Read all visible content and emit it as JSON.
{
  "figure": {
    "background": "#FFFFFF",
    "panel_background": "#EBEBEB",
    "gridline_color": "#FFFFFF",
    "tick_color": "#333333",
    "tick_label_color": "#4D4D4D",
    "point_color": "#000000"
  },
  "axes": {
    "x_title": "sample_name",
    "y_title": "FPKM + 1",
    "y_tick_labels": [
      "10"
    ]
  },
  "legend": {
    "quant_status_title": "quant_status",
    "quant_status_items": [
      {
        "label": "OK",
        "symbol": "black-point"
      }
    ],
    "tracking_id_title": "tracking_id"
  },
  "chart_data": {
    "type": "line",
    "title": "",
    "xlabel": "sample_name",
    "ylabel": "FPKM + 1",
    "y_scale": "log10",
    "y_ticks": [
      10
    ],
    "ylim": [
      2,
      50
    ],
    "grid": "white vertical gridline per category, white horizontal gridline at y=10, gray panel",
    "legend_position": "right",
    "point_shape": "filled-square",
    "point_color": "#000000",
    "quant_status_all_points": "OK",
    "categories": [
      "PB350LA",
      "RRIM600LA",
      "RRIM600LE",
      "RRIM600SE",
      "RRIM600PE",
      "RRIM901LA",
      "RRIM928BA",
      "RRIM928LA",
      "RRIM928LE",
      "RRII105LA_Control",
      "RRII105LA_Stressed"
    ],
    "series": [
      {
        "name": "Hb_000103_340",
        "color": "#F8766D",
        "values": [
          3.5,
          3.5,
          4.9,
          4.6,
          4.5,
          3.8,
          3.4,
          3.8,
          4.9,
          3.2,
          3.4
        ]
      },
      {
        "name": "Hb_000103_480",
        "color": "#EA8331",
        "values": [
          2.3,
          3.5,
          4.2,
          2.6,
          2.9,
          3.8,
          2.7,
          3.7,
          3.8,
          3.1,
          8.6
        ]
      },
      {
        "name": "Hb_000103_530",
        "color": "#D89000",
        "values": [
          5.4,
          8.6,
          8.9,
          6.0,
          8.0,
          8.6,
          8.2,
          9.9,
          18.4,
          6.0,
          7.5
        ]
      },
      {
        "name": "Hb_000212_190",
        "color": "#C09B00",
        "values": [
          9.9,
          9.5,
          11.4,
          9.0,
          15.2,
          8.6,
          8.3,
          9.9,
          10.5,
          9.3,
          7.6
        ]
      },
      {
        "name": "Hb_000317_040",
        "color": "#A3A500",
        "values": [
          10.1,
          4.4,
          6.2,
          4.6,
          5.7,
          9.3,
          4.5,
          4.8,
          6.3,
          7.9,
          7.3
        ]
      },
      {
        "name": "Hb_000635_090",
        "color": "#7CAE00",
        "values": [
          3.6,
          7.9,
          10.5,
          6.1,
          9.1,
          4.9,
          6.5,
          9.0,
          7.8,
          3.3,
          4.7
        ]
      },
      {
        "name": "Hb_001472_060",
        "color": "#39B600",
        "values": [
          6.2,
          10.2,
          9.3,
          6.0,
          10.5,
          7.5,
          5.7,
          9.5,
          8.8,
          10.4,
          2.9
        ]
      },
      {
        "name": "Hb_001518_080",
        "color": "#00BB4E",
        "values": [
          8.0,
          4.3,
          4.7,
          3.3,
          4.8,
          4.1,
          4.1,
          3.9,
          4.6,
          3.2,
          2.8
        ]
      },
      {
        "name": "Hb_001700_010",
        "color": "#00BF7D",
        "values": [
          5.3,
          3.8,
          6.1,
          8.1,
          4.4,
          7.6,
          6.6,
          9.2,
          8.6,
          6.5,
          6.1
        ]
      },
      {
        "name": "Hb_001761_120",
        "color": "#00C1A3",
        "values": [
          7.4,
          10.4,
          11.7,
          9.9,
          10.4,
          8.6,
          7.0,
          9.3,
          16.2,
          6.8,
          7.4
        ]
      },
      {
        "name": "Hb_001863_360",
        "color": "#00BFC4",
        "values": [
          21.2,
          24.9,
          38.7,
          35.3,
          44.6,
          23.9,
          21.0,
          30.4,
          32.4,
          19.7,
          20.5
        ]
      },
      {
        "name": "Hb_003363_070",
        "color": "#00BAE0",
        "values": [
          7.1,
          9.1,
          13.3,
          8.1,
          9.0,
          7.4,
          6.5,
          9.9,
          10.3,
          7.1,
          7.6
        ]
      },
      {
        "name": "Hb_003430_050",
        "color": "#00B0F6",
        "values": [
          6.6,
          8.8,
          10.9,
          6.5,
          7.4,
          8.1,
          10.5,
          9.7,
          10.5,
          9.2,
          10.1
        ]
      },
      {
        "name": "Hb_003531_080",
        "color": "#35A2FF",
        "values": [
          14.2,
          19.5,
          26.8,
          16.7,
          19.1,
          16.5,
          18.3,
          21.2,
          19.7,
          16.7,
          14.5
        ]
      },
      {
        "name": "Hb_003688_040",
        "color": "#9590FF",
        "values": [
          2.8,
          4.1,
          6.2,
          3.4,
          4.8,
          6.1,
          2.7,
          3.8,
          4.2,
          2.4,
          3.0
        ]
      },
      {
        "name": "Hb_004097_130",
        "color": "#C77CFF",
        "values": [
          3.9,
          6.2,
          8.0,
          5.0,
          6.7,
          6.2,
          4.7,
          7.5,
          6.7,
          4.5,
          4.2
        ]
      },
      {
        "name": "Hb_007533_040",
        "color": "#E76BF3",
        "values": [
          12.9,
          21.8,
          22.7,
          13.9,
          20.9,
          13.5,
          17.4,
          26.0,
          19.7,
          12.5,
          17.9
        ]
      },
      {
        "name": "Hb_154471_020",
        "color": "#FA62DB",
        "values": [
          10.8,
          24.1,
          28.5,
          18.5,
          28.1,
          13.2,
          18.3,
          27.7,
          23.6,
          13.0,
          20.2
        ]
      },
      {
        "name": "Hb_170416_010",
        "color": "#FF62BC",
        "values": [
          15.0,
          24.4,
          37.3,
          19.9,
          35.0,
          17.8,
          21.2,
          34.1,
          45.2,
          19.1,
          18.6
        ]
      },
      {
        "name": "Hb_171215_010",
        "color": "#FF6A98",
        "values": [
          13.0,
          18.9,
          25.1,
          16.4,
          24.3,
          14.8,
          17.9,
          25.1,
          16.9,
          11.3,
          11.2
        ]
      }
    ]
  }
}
----------------------------------------
**Exercise instructions**
The records above should be duplicated in full, exactly as given.

**Answer to the problem**
Read all visible content and emit it as JSON.
{
  "figure": {
    "background": "#FFFFFF",
    "panel_background": "#EBEBEB",
    "gridline_color": "#FFFFFF",
    "tick_color": "#333333",
    "tick_label_color": "#4D4D4D",
    "point_color": "#000000"
  },
  "axes": {
    "x_title": "sample_name",
    "y_title": "FPKM + 1",
    "y_tick_labels": [
      "10"
    ]
  },
  "legend": {
    "quant_status_title": "quant_status",
    "quant_status_items": [
      {
        "label": "OK",
        "symbol": "black-point"
      }
    ],
    "tracking_id_title": "tracking_id"
  },
  "chart_data": {
    "type": "line",
    "title": "",
    "xlabel": "sample_name",
    "ylabel": "FPKM + 1",
    "y_scale": "log10",
    "y_ticks": [
      10
    ],
    "ylim": [
      2,
      50
    ],
    "grid": "white vertical gridline per category, white horizontal gridline at y=10, gray panel",
    "legend_position": "right",
    "point_shape": "filled-square",
    "point_color": "#000000",
    "quant_status_all_points": "OK",
    "categories": [
      "PB350LA",
      "RRIM600LA",
      "RRIM600LE",
      "RRIM600SE",
      "RRIM600PE",
      "RRIM901LA",
      "RRIM928BA",
      "RRIM928LA",
      "RRIM928LE",
      "RRII105LA_Control",
      "RRII105LA_Stressed"
    ],
    "series": [
      {
        "name": "Hb_000103_340",
        "color": "#F8766D",
        "values": [
          3.5,
          3.5,
          4.9,
          4.6,
          4.5,
          3.8,
          3.4,
          3.8,
          4.9,
          3.2,
          3.4
        ]
      },
      {
        "name": "Hb_000103_480",
        "color": "#EA8331",
        "values": [
          2.3,
          3.5,
          4.2,
          2.6,
          2.9,
          3.8,
          2.7,
          3.7,
          3.8,
          3.1,
          8.6
        ]
      },
      {
        "name": "Hb_000103_530",
        "color": "#D89000",
        "values": [
          5.4,
          8.6,
          8.9,
          6.0,
          8.0,
          8.6,
          8.2,
          9.9,
          18.4,
          6.0,
          7.5
        ]
      },
      {
        "name": "Hb_000212_190",
        "color": "#C09B00",
        "values": [
          9.9,
          9.5,
          11.4,
          9.0,
          15.2,
          8.6,
          8.3,
          9.9,
          10.5,
          9.3,
          7.6
        ]
      },
      {
        "name": "Hb_000317_040",
        "color": "#A3A500",
        "values": [
          10.1,
          4.4,
          6.2,
          4.6,
          5.7,
          9.3,
          4.5,
          4.8,
          6.3,
          7.9,
          7.3
        ]
      },
      {
        "name": "Hb_000635_090",
        "color": "#7CAE00",
        "values": [
          3.6,
          7.9,
          10.5,
          6.1,
          9.1,
          4.9,
          6.5,
          9.0,
          7.8,
          3.3,
          4.7
        ]
      },
      {
        "name": "Hb_001472_060",
        "color": "#39B600",
        "values": [
          6.2,
          10.2,
          9.3,
          6.0,
          10.5,
          7.5,
          5.7,
          9.5,
          8.8,
          10.4,
          2.9
        ]
      },
      {
        "name": "Hb_001518_080",
        "color": "#00BB4E",
        "values": [
          8.0,
          4.3,
          4.7,
          3.3,
          4.8,
          4.1,
          4.1,
          3.9,
          4.6,
          3.2,
          2.8
        ]
      },
      {
        "name": "Hb_001700_010",
        "color": "#00BF7D",
        "values": [
          5.3,
          3.8,
          6.1,
          8.1,
          4.4,
          7.6,
          6.6,
          9.2,
          8.6,
          6.5,
          6.1
        ]
      },
      {
        "name": "Hb_001761_120",
        "color": "#00C1A3",
        "values": [
          7.4,
          10.4,
          11.7,
          9.9,
          10.4,
          8.6,
          7.0,
          9.3,
          16.2,
          6.8,
          7.4
        ]
      },
      {
        "name": "Hb_001863_360",
        "color": "#00BFC4",
        "values": [
          21.2,
          24.9,
          38.7,
          35.3,
          44.6,
          23.9,
          21.0,
          30.4,
          32.4,
          19.7,
          20.5
        ]
      },
      {
        "name": "Hb_003363_070",
        "color": "#00BAE0",
        "values": [
          7.1,
          9.1,
          13.3,
          8.1,
          9.0,
          7.4,
          6.5,
          9.9,
          10.3,
          7.1,
          7.6
        ]
      },
      {
        "name": "Hb_003430_050",
        "color": "#00B0F6",
        "values": [
          6.6,
          8.8,
          10.9,
          6.5,
          7.4,
          8.1,
          10.5,
          9.7,
          10.5,
          9.2,
          10.1
        ]
      },
      {
        "name": "Hb_003531_080",
        "color": "#35A2FF",
        "values": [
          14.2,
          19.5,
          26.8,
          16.7,
          19.1,
          16.5,
          18.3,
          21.2,
          19.7,
          16.7,
          14.5
        ]
      },
      {
        "name": "Hb_003688_040",
        "color": "#9590FF",
        "values": [
          2.8,
          4.1,
          6.2,
          3.4,
          4.8,
          6.1,
          2.7,
          3.8,
          4.2,
          2.4,
          3.0
        ]
      },
      {
        "name": "Hb_004097_130",
        "color": "#C77CFF",
        "values": [
          3.9,
          6.2,
          8.0,
          5.0,
          6.7,
          6.2,
          4.7,
          7.5,
          6.7,
          4.5,
          4.2
        ]
      },
      {
        "name": "Hb_007533_040",
        "color": "#E76BF3",
        "values": [
          12.9,
          21.8,
          22.7,
          13.9,
          20.9,
          13.5,
          17.4,
          26.0,
          19.7,
          12.5,
          17.9
        ]
      },
      {
        "name": "Hb_154471_020",
        "color": "#FA62DB",
        "values": [
          10.8,
          24.1,
          28.5,
          18.5,
          28.1,
          13.2,
          18.3,
          27.7,
          23.6,
          13.0,
          20.2
        ]
      },
      {
        "name": "Hb_170416_010",
        "color": "#FF62BC",
        "values": [
          15.0,
          24.4,
          37.3,
          19.9,
          35.0,
          17.8,
          21.2,
          34.1,
          45.2,
          19.1,
          18.6
        ]
      },
      {
        "name": "Hb_171215_010",
        "color": "#FF6A98",
        "values": [
          13.0,
          18.9,
          25.1,
          16.4,
          24.3,
          14.8,
          17.9,
          25.1,
          16.9,
          11.3,
          11.2
        ]
      }
    ]
  }
}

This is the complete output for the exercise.